Given problem:
Return all of the lines below exactly as they are.

Excerpted records:

□ □ □ □ □

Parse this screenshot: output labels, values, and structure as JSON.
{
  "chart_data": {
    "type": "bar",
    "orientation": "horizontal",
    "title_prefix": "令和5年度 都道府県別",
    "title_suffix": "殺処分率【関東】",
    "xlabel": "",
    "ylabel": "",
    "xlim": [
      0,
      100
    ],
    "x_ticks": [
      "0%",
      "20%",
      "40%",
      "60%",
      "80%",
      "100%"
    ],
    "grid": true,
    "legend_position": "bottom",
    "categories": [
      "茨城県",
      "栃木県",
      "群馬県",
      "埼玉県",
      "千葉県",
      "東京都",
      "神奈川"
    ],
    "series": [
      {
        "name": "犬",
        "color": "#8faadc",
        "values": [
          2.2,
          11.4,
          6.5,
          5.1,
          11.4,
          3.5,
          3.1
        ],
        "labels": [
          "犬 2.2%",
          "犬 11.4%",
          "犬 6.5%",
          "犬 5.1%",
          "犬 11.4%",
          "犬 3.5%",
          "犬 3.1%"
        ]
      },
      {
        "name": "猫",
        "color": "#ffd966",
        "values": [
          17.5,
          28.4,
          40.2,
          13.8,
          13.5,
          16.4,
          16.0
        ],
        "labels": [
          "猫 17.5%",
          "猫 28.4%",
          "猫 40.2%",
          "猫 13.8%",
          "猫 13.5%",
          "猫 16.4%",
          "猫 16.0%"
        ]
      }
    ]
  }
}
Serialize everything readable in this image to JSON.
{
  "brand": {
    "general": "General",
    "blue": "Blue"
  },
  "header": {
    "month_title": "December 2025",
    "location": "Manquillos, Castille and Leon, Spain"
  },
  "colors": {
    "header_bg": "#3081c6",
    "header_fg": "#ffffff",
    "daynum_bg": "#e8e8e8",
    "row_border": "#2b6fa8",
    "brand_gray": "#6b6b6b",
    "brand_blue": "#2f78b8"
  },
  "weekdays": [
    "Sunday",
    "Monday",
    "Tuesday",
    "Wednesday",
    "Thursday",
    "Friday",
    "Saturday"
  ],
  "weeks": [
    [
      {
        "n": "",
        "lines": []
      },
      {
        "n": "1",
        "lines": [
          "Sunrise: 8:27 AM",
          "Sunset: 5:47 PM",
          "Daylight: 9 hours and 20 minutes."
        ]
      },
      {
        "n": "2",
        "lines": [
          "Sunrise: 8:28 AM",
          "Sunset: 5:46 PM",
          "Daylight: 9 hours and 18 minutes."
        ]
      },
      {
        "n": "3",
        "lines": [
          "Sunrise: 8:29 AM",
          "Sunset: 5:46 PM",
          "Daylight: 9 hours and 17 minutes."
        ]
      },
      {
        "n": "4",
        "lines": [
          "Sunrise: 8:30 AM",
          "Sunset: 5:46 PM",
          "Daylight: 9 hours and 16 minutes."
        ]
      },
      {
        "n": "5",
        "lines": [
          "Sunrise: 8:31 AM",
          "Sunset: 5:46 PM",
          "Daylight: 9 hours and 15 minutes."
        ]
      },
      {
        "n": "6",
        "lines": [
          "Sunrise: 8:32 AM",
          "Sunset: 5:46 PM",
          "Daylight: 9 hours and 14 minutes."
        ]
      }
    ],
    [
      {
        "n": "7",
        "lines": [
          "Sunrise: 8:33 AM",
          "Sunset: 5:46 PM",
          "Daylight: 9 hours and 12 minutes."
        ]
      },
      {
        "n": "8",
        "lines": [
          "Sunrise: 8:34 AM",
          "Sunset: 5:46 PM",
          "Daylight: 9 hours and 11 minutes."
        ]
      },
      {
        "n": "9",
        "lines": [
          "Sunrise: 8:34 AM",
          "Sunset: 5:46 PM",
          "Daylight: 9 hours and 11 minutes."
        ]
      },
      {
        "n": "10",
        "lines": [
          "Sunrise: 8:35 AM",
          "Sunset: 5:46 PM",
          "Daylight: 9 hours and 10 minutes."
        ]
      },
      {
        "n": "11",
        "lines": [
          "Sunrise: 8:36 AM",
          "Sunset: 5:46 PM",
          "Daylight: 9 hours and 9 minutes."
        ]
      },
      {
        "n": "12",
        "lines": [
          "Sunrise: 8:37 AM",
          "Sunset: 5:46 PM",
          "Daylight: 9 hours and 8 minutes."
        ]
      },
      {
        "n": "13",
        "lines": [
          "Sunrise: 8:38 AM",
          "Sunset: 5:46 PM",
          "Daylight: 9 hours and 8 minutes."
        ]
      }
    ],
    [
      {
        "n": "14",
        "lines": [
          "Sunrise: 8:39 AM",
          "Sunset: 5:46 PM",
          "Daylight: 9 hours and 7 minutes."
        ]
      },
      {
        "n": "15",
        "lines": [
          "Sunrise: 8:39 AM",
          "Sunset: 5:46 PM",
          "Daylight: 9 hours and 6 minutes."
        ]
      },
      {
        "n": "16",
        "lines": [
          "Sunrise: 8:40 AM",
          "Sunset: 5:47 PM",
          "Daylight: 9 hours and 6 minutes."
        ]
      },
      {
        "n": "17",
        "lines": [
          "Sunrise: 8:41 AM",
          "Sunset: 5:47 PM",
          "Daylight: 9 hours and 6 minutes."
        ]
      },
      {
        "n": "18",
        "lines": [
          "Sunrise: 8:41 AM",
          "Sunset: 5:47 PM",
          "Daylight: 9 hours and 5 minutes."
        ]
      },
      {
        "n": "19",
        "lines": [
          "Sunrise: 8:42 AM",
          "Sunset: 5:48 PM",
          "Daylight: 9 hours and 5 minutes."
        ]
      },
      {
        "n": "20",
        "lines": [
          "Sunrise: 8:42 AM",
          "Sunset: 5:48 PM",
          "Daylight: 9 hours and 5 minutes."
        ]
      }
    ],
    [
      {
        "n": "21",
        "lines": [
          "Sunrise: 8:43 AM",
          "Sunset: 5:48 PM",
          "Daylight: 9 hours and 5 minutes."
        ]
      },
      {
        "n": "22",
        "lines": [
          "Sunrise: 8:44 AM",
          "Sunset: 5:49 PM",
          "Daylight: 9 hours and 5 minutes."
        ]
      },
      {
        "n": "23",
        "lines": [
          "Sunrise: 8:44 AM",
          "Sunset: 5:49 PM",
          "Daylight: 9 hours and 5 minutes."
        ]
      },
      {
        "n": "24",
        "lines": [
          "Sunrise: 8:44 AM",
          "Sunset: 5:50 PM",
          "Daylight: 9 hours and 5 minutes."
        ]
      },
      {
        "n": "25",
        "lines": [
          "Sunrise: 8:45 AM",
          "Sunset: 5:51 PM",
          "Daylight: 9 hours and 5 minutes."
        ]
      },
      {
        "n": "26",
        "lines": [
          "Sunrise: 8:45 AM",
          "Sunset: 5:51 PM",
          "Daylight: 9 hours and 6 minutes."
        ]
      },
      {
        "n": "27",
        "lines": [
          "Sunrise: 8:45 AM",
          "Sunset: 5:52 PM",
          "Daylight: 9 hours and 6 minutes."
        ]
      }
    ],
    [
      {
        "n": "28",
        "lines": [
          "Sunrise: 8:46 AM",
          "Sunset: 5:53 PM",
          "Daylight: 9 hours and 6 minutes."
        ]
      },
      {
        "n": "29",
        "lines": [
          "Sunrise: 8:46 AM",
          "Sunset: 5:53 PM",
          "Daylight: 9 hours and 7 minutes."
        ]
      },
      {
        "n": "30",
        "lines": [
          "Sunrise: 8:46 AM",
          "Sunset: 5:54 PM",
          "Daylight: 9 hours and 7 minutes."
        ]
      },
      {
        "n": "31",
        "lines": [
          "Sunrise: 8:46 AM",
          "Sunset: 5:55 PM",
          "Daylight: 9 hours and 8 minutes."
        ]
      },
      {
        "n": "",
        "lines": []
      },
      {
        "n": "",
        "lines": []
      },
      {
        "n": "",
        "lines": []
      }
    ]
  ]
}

□ □ □ □ □

Result below:
Parse this screenshot: output labels, values, and structure as JSON.
{
  "chart_data": {
    "type": "bar",
    "orientation": "horizontal",
    "title_prefix": "令和5年度 都道府県別",
    "title_suffix": "殺処分率【関東】",
    "xlabel": "",
    "ylabel": "",
    "xlim": [
      0,
      100
    ],
    "x_ticks": [
      "0%",
      "20%",
      "40%",
      "60%",
      "80%",
      "100%"
    ],
    "grid": true,
    "legend_position": "bottom",
    "categories": [
      "茨城県",
      "栃木県",
      "群馬県",
      "埼玉県",
      "千葉県",
      "東京都",
      "神奈川"
    ],
    "series": [
      {
        "name": "犬",
        "color": "#8faadc",
        "values": [
          2.2,
          11.4,
          6.5,
          5.1,
          11.4,
          3.5,
          3.1
        ],
        "labels": [
          "犬 2.2%",
          "犬 11.4%",
          "犬 6.5%",
          "犬 5.1%",
          "犬 11.4%",
          "犬 3.5%",
          "犬 3.1%"
        ]
      },
      {
        "name": "猫",
        "color": "#ffd966",
        "values": [
          17.5,
          28.4,
          40.2,
          13.8,
          13.5,
          16.4,
          16.0
        ],
        "labels": [
          "猫 17.5%",
          "猫 28.4%",
          "猫 40.2%",
          "猫 13.8%",
          "猫 13.5%",
          "猫 16.4%",
          "猫 16.0%"
        ]
      }
    ]
  }
}
Serialize everything readable in this image to JSON.
{
  "brand": {
    "general": "General",
    "blue": "Blue"
  },
  "header": {
    "month_title": "December 2025",
    "location": "Manquillos, Castille and Leon, Spain"
  },
  "colors": {
    "header_bg": "#3081c6",
    "header_fg": "#ffffff",
    "daynum_bg": "#e8e8e8",
    "row_border": "#2b6fa8",
    "brand_gray": "#6b6b6b",
    "brand_blue": "#2f78b8"
  },
  "weekdays": [
    "Sunday",
    "Monday",
    "Tuesday",
    "Wednesday",
    "Thursday",
    "Friday",
    "Saturday"
  ],
  "weeks": [
    [
      {
        "n": "",
        "lines": []
      },
      {
        "n": "1",
        "lines": [
          "Sunrise: 8:27 AM",
          "Sunset: 5:47 PM",
          "Daylight: 9 hours and 20 minutes."
        ]
      },
      {
        "n": "2",
        "lines": [
          "Sunrise: 8:28 AM",
          "Sunset: 5:46 PM",
          "Daylight: 9 hours and 18 minutes."
        ]
      },
      {
        "n": "3",
        "lines": [
          "Sunrise: 8:29 AM",
          "Sunset: 5:46 PM",
          "Daylight: 9 hours and 17 minutes."
        ]
      },
      {
        "n": "4",
        "lines": [
          "Sunrise: 8:30 AM",
          "Sunset: 5:46 PM",
          "Daylight: 9 hours and 16 minutes."
        ]
      },
      {
        "n": "5",
        "lines": [
          "Sunrise: 8:31 AM",
          "Sunset: 5:46 PM",
          "Daylight: 9 hours and 15 minutes."
        ]
      },
      {
        "n": "6",
        "lines": [
          "Sunrise: 8:32 AM",
          "Sunset: 5:46 PM",
          "Daylight: 9 hours and 14 minutes."
        ]
      }
    ],
    [
      {
        "n": "7",
        "lines": [
          "Sunrise: 8:33 AM",
          "Sunset: 5:46 PM",
          "Daylight: 9 hours and 12 minutes."
        ]
      },
      {
        "n": "8",
        "lines": [
          "Sunrise: 8:34 AM",
          "Sunset: 5:46 PM",
          "Daylight: 9 hours and 11 minutes."
        ]
      },
      {
        "n": "9",
        "lines": [
          "Sunrise: 8:34 AM",
          "Sunset: 5:46 PM",
          "Daylight: 9 hours and 11 minutes."
        ]
      },
      {
        "n": "10",
        "lines": [
          "Sunrise: 8:35 AM",
          "Sunset: 5:46 PM",
          "Daylight: 9 hours and 10 minutes."
        ]
      },
      {
        "n": "11",
        "lines": [
          "Sunrise: 8:36 AM",
          "Sunset: 5:46 PM",
          "Daylight: 9 hours and 9 minutes."
        ]
      },
      {
        "n": "12",
        "lines": [
          "Sunrise: 8:37 AM",
          "Sunset: 5:46 PM",
          "Daylight: 9 hours and 8 minutes."
        ]
      },
      {
        "n": "13",
        "lines": [
          "Sunrise: 8:38 AM",
          "Sunset: 5:46 PM",
          "Daylight: 9 hours and 8 minutes."
        ]
      }
    ],
    [
      {
        "n": "14",
        "lines": [
          "Sunrise: 8:39 AM",
          "Sunset: 5:46 PM",
          "Daylight: 9 hours and 7 minutes."
        ]
      },
      {
        "n": "15",
        "lines": [
          "Sunrise: 8:39 AM",
          "Sunset: 5:46 PM",
          "Daylight: 9 hours and 6 minutes."
        ]
      },
      {
        "n": "16",
        "lines": [
          "Sunrise: 8:40 AM",
          "Sunset: 5:47 PM",
          "Daylight: 9 hours and 6 minutes."
        ]
      },
      {
        "n": "17",
        "lines": [
          "Sunrise: 8:41 AM",
          "Sunset: 5:47 PM",
          "Daylight: 9 hours and 6 minutes."
        ]
      },
      {
        "n": "18",
        "lines": [
          "Sunrise: 8:41 AM",
          "Sunset: 5:47 PM",
          "Daylight: 9 hours and 5 minutes."
        ]
      },
      {
        "n": "19",
        "lines": [
          "Sunrise: 8:42 AM",
          "Sunset: 5:48 PM",
          "Daylight: 9 hours and 5 minutes."
        ]
      },
      {
        "n": "20",
        "lines": [
          "Sunrise: 8:42 AM",
          "Sunset: 5:48 PM",
          "Daylight: 9 hours and 5 minutes."
        ]
      }
    ],
    [
      {
        "n": "21",
        "lines": [
          "Sunrise: 8:43 AM",
          "Sunset: 5:48 PM",
          "Daylight: 9 hours and 5 minutes."
        ]
      },
      {
        "n": "22",
        "lines": [
          "Sunrise: 8:44 AM",
          "Sunset: 5:49 PM",
          "Daylight: 9 hours and 5 minutes."
        ]
      },
      {
        "n": "23",
        "lines": [
          "Sunrise: 8:44 AM",
          "Sunset: 5:49 PM",
          "Daylight: 9 hours and 5 minutes."
        ]
      },
      {
        "n": "24",
        "lines": [
          "Sunrise: 8:44 AM",
          "Sunset: 5:50 PM",
          "Daylight: 9 hours and 5 minutes."
        ]
      },
      {
        "n": "25",
        "lines": [
          "Sunrise: 8:45 AM",
          "Sunset: 5:51 PM",
          "Daylight: 9 hours and 5 minutes."
        ]
      },
      {
        "n": "26",
        "lines": [
          "Sunrise: 8:45 AM",
          "Sunset: 5:51 PM",
          "Daylight: 9 hours and 6 minutes."
        ]
      },
      {
        "n": "27",
        "lines": [
          "Sunrise: 8:45 AM",
          "Sunset: 5:52 PM",
          "Daylight: 9 hours and 6 minutes."
        ]
      }
    ],
    [
      {
        "n": "28",
        "lines": [
          "Sunrise: 8:46 AM",
          "Sunset: 5:53 PM",
          "Daylight: 9 hours and 6 minutes."
        ]
      },
      {
        "n": "29",
        "lines": [
          "Sunrise: 8:46 AM",
          "Sunset: 5:53 PM",
          "Daylight: 9 hours and 7 minutes."
        ]
      },
      {
        "n": "30",
        "lines": [
          "Sunrise: 8:46 AM",
          "Sunset: 5:54 PM",
          "Daylight: 9 hours and 7 minutes."
        ]
      },
      {
        "n": "31",
        "lines": [
          "Sunrise: 8:46 AM",
          "Sunset: 5:55 PM",
          "Daylight: 9 hours and 8 minutes."
        ]
      },
      {
        "n": "",
        "lines": []
      },
      {
        "n": "",
        "lines": []
      },
      {
        "n": "",
        "lines": []
      }
    ]
  ]
}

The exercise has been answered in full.